# WRITTEN INSTRUCTION
Please rewrite the listing below with every "x-tick-label" changed to "x-tick-text" and everything else left unchanged. Leave out the pictures.

# DATA PROVIDED

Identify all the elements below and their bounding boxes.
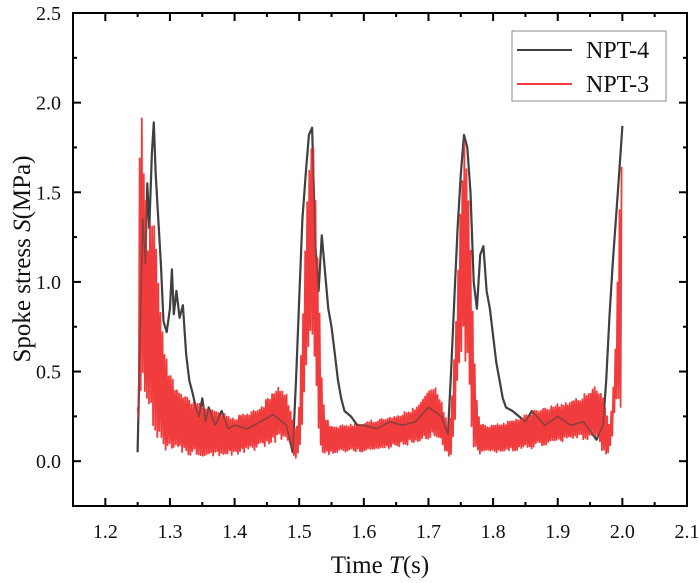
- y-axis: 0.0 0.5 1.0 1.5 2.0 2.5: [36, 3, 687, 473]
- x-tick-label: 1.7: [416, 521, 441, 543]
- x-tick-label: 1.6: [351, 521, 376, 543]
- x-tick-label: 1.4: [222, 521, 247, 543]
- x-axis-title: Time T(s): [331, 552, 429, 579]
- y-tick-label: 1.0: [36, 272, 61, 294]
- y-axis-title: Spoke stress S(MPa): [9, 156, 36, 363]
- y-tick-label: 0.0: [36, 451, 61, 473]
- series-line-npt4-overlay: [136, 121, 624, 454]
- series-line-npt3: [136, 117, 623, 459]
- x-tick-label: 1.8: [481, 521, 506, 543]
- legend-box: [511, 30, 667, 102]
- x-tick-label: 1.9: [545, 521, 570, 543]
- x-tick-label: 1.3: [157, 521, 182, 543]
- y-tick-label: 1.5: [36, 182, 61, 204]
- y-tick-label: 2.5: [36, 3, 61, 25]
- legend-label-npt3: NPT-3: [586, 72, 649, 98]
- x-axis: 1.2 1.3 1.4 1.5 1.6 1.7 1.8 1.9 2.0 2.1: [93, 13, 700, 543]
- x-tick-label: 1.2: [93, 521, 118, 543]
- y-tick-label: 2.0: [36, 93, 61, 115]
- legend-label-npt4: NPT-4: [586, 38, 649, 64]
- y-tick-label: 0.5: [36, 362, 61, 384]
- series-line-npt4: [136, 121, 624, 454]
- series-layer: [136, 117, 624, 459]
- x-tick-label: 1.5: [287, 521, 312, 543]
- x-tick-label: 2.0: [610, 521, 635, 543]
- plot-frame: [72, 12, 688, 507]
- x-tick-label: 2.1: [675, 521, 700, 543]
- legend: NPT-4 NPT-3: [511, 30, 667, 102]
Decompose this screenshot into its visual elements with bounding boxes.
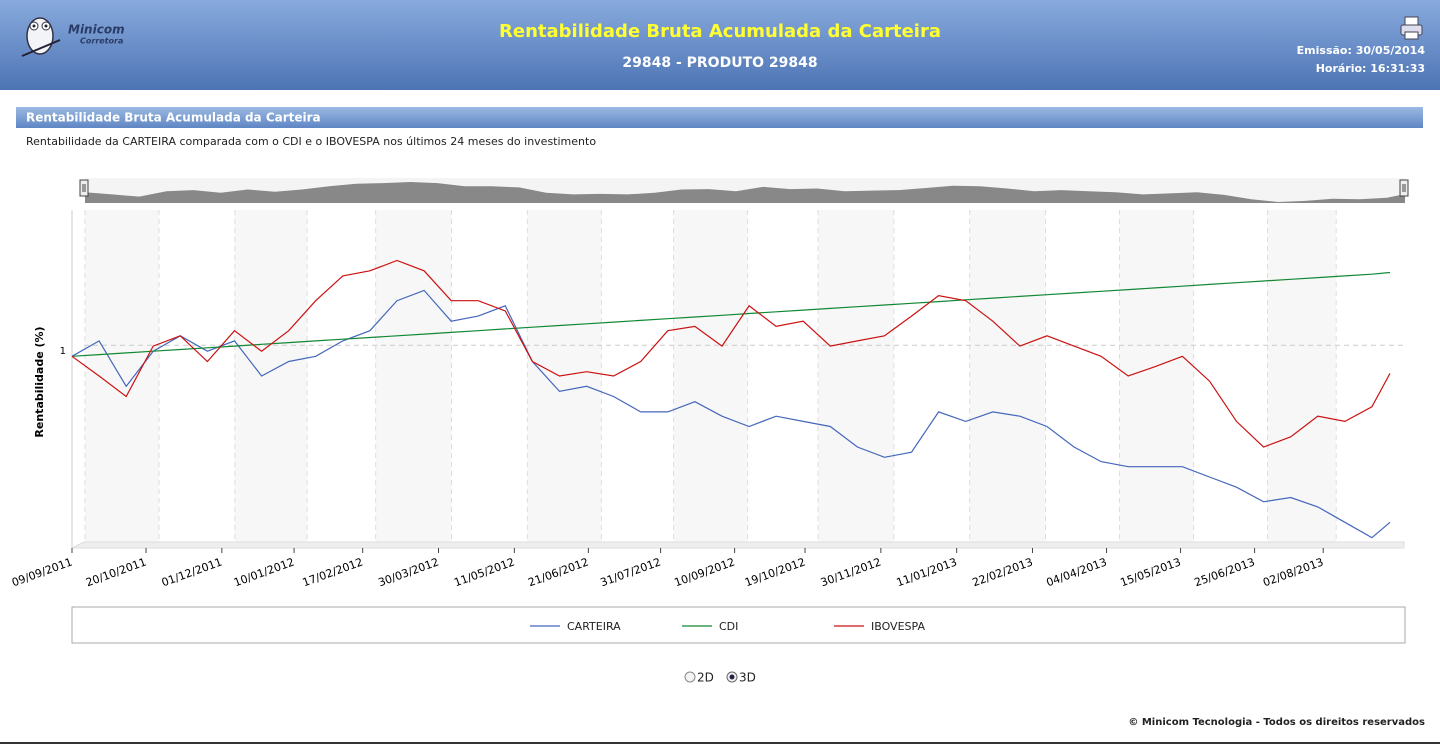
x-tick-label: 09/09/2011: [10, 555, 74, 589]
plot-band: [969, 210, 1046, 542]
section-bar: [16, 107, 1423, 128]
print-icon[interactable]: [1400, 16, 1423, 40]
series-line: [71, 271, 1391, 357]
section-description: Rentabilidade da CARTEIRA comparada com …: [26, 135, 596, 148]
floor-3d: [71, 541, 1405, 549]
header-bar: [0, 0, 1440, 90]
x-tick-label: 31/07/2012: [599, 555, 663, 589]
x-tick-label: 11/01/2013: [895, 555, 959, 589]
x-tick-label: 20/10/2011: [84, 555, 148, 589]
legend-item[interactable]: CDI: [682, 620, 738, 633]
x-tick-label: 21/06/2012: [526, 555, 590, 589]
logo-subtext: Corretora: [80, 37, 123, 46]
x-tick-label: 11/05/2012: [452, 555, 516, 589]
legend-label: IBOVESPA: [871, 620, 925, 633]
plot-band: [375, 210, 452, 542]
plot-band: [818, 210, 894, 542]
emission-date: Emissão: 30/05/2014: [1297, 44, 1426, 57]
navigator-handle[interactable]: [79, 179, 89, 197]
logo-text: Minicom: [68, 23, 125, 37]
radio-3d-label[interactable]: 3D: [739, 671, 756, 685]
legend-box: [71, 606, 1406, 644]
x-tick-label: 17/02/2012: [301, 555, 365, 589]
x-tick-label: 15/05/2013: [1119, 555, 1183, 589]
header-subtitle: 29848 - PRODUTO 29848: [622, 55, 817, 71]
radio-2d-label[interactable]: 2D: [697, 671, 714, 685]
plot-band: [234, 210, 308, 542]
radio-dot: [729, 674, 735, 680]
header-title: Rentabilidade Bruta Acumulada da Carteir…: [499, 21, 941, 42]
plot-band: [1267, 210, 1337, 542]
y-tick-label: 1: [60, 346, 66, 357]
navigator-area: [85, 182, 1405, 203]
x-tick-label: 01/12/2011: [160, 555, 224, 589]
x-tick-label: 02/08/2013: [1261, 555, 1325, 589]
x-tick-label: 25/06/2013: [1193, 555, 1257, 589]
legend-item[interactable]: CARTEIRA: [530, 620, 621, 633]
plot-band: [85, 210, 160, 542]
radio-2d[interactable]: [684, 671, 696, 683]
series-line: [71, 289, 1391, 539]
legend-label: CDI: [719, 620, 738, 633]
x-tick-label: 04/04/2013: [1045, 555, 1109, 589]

# SOLUTION
Identify all the elements below and their bounding boxes.
- y-axis: 0.0 0.5 1.0 1.5 2.0 2.5: [36, 3, 687, 473]
- x-tick-text: 1.7: [416, 521, 441, 543]
- x-tick-text: 1.6: [351, 521, 376, 543]
- x-tick-text: 1.4: [222, 521, 247, 543]
- x-axis-title: Time T(s): [331, 552, 429, 579]
- y-tick-label: 1.0: [36, 272, 61, 294]
- y-axis-title: Spoke stress S(MPa): [9, 156, 36, 363]
- y-tick-label: 0.0: [36, 451, 61, 473]
- series-line-npt4-overlay: [136, 121, 624, 454]
- series-line-npt3: [136, 117, 623, 459]
- x-tick-text: 1.8: [481, 521, 506, 543]
- legend-box: [511, 30, 667, 102]
- x-tick-text: 1.9: [545, 521, 570, 543]
- x-tick-text: 1.3: [157, 521, 182, 543]
- y-tick-label: 1.5: [36, 182, 61, 204]
- y-tick-label: 2.5: [36, 3, 61, 25]
- legend-label-npt3: NPT-3: [586, 72, 649, 98]
- x-axis: 1.2 1.3 1.4 1.5 1.6 1.7 1.8 1.9 2.0 2.1: [93, 13, 700, 543]
- x-tick-text: 1.2: [93, 521, 118, 543]
- y-tick-label: 2.0: [36, 93, 61, 115]
- legend-label-npt4: NPT-4: [586, 38, 649, 64]
- y-tick-label: 0.5: [36, 362, 61, 384]
- series-line-npt4: [136, 121, 624, 454]
- series-layer: [136, 117, 624, 459]
- x-tick-text: 1.5: [287, 521, 312, 543]
- x-tick-text: 2.0: [610, 521, 635, 543]
- plot-frame: [72, 12, 688, 507]
- x-tick-text: 2.1: [675, 521, 700, 543]
- legend: NPT-4 NPT-3: [511, 30, 667, 102]
Decompose this screenshot into its visual elements with bounding boxes.
x-tick-text: 09/09/2011: [10, 555, 74, 589]
plot-band: [969, 210, 1046, 542]
section-bar: [16, 107, 1423, 128]
print-icon[interactable]: [1400, 16, 1423, 40]
series-line: [71, 271, 1391, 357]
section-description: Rentabilidade da CARTEIRA comparada com …: [26, 135, 596, 148]
floor-3d: [71, 541, 1405, 549]
header-bar: [0, 0, 1440, 90]
x-tick-text: 31/07/2012: [599, 555, 663, 589]
x-tick-text: 11/01/2013: [895, 555, 959, 589]
x-tick-text: 20/10/2011: [84, 555, 148, 589]
legend-item[interactable]: CDI: [682, 620, 738, 633]
x-tick-text: 21/06/2012: [526, 555, 590, 589]
logo-subtext: Corretora: [80, 37, 123, 46]
x-tick-text: 11/05/2012: [452, 555, 516, 589]
legend-label: IBOVESPA: [871, 620, 925, 633]
plot-band: [375, 210, 452, 542]
plot-band: [818, 210, 894, 542]
emission-date: Emissão: 30/05/2014: [1297, 44, 1426, 57]
navigator-handle[interactable]: [79, 179, 89, 197]
logo-text: Minicom: [68, 23, 125, 37]
radio-3d-label[interactable]: 3D: [739, 671, 756, 685]
legend-box: [71, 606, 1406, 644]
x-tick-text: 17/02/2012: [301, 555, 365, 589]
x-tick-text: 15/05/2013: [1119, 555, 1183, 589]
header-subtitle: 29848 - PRODUTO 29848: [622, 55, 817, 71]
radio-2d-label[interactable]: 2D: [697, 671, 714, 685]
plot-band: [234, 210, 308, 542]
radio-dot: [729, 674, 735, 680]
header-title: Rentabilidade Bruta Acumulada da Carteir…: [499, 21, 941, 42]
plot-band: [1267, 210, 1337, 542]
y-tick-label: 1: [60, 346, 66, 357]
navigator-area: [85, 182, 1405, 203]
x-tick-text: 01/12/2011: [160, 555, 224, 589]
x-tick-text: 02/08/2013: [1261, 555, 1325, 589]
x-tick-text: 25/06/2013: [1193, 555, 1257, 589]
legend-item[interactable]: CARTEIRA: [530, 620, 621, 633]
plot-band: [85, 210, 160, 542]
radio-2d[interactable]: [684, 671, 696, 683]
series-line: [71, 289, 1391, 539]
legend-label: CDI: [719, 620, 738, 633]
x-tick-text: 04/04/2013: [1045, 555, 1109, 589]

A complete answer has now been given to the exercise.